• _Lines of data_
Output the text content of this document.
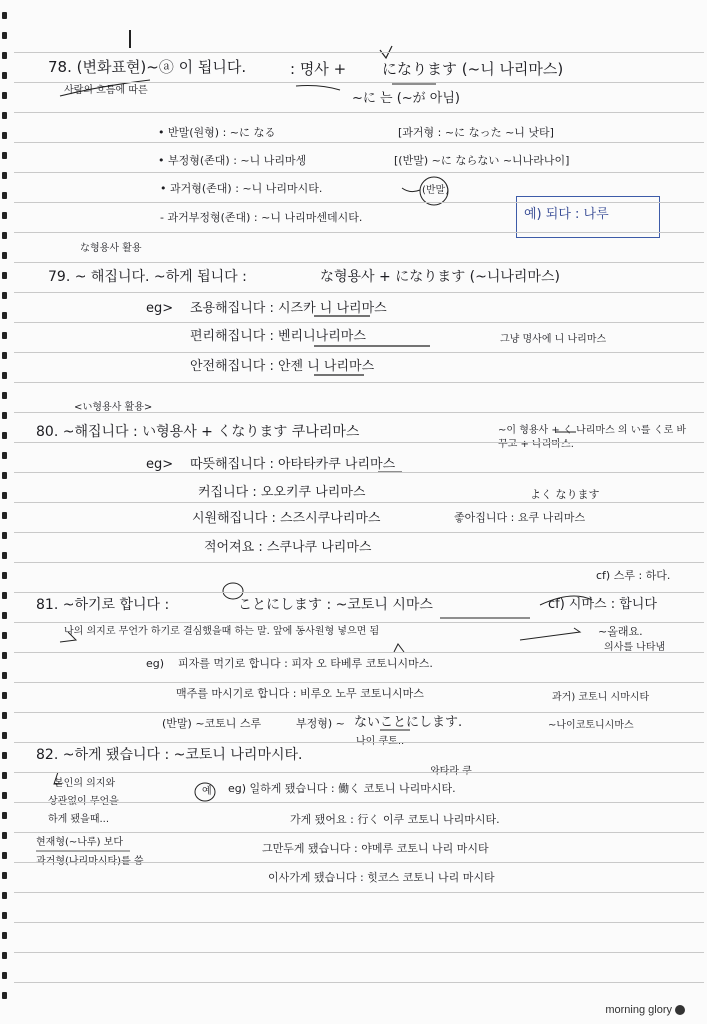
78. (변화표현)~ⓐ 이 됩니다.	: 명사 + になります (~니 나리마스)
사람의 흐름에 따른
~に 는 (~が 아님)
• 반말(원형) : ~に なる	[과거형 : ~に なった ~니 낫타]
• 부정형(존대) : ~니 나리마셍	[(반말) ~に ならない ~니나라나이]
• 과거형(존대) : ~니 나리마시타.	(반말)
- 과거부정형(존대) : ~니 나리마센데시타.	예) 되다 : 나루
な형용사 활용
79. ~ 해집니다. ~하게 됩니다 :	な형용사 + になります (~니나리마스)
eg> 조용해집니다 : 시즈카 니 나리마스
편리해집니다 : 벤리니나리마스	그냥 명사에 니 나리마스
안전해집니다 : 안젠 니 나리마스
<い형용사 활용>
80. ~해집니다 : い형용사 + くなります 쿠나리마스	~이 형용사 + く 나리마스 의 い를 く로 바꾸고 + 나리마스.
eg> 따뜻해집니다 : 아타타카쿠 나리마스
커집니다 : 오오키쿠 나리마스	よく なります
시원해집니다 : 스즈시쿠나리마스	좋아집니다 : 요쿠 나리마스
적어져요 : 스쿠나쿠 나리마스
cf) 스루 : 하다.
81. ~하기로 합니다 :	ことにします : ~코토니 시마스	cf) 시마스 : 합니다
나의 의지로 무언가 하기로 결심했을때 하는 말. 앞에 동사원형 넣으면 됨	~올래요.
의사를 나타냄
eg) 피자를 먹기로 합니다 : 피자 오 타베루 코토니시마스.
맥주를 마시기로 합니다 : 비루오 노무 코토니시마스	과거) 코토니 시마시타
(반말) ~코토니 스루	부정형) ~ ないことにします.	~나이코토니시마스
나이 쿠토..
82. ~하게 됐습니다 : ~코토니 나리마시타.
본인의 의지와
상관없이 무언을
하게 됐을때...
현재형(~나루) 보다
과거형(나리마시타)를 씀
예
와타라 쿠
eg) 일하게 됐습니다 : 働く 코토니 나리마시타.
가게 됐어요 : 行く 이쿠 코토니 나리마시타.
그만두게 됐습니다 : 야메루 코토니 나리 마시타
이사가게 됐습니다 : 힛코스 코토니 나리 마시타
morning glory
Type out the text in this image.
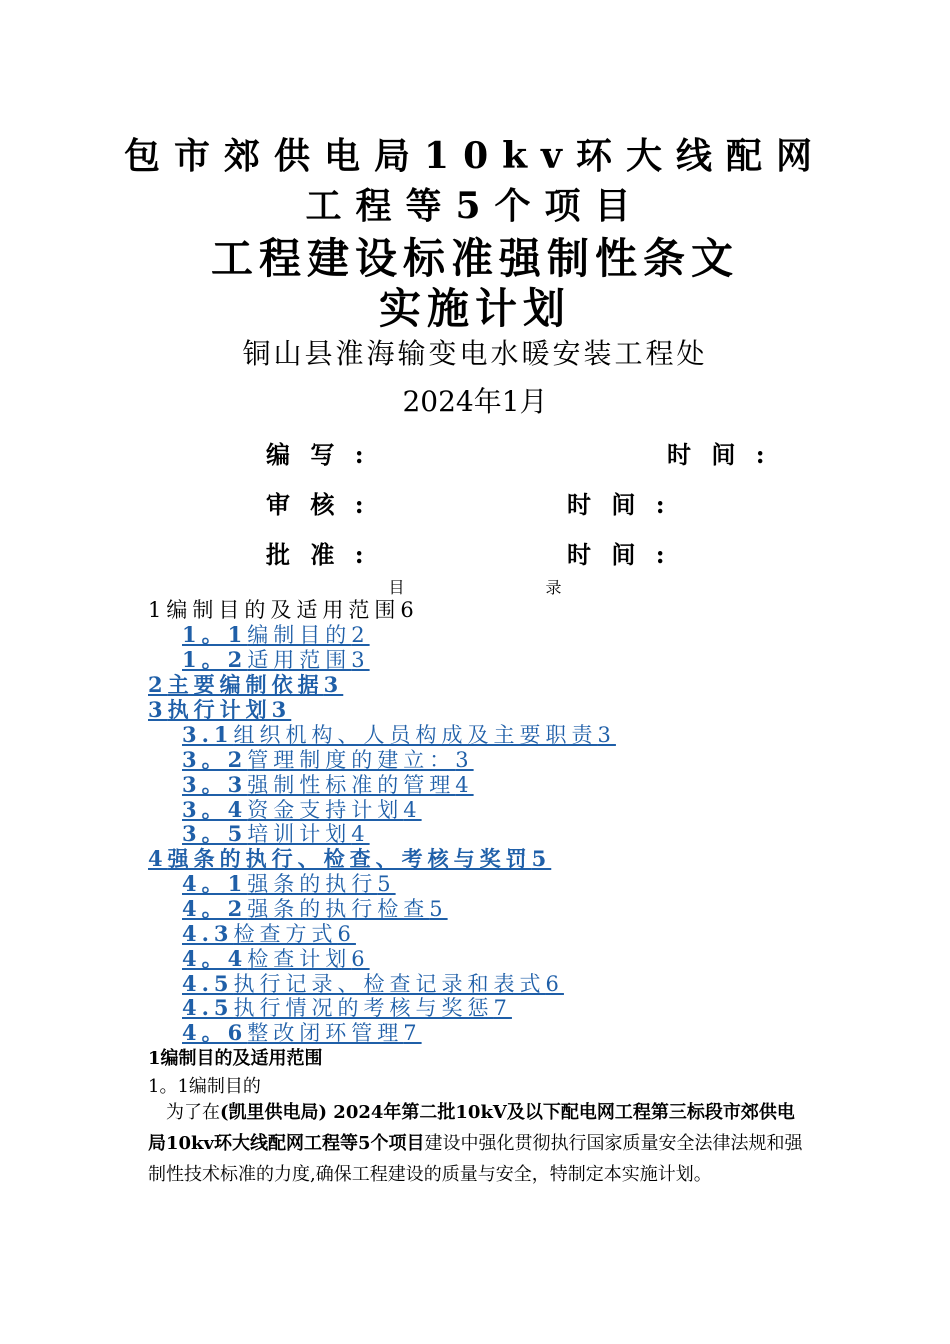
包市郊供电局10kv环大线配网
工程等5个项目
工程建设标准强制性条文
实施计划
铜山县淮海输变电水暖安装工程处
2024年1月
编 写 :	时 间 :
审 核 :	时 间 :
批 准 :	时 间 :
目	录
1编制目的及适用范围6
1。1编制目的2
1。2适用范围3
2主要编制依据3
3执行计划3
3.1组织机构、人员构成及主要职责3
3。2管理制度的建立：3
3。3强制性标准的管理4
3。4资金支持计划4
3。5培训计划4
4强条的执行、检查、考核与奖罚5
4。1强条的执行5
4。2强条的执行检查5
4.3检查方式6
4。4检查计划6
4.5执行记录、检查记录和表式6
4.5执行情况的考核与奖惩7
4。6整改闭环管理7
1编制目的及适用范围
1。1编制目的
为了在(凯里供电局) 2024年第二批10kV及以下配电网工程第三标段市郊供电局10kv环大线配网工程等5个项目建设中强化贯彻执行国家质量安全法律法规和强制性技术标准的力度,确保工程建设的质量与安全，特制定本实施计划。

• _WHAT IS NEEDED_
Using the entries above, return each line that includes the word "な형용사".

• _WORKED ANSWER_
な형용사 활용
79. ~ 해집니다. ~하게 됩니다 :	な형용사 + になります (~니나리마스)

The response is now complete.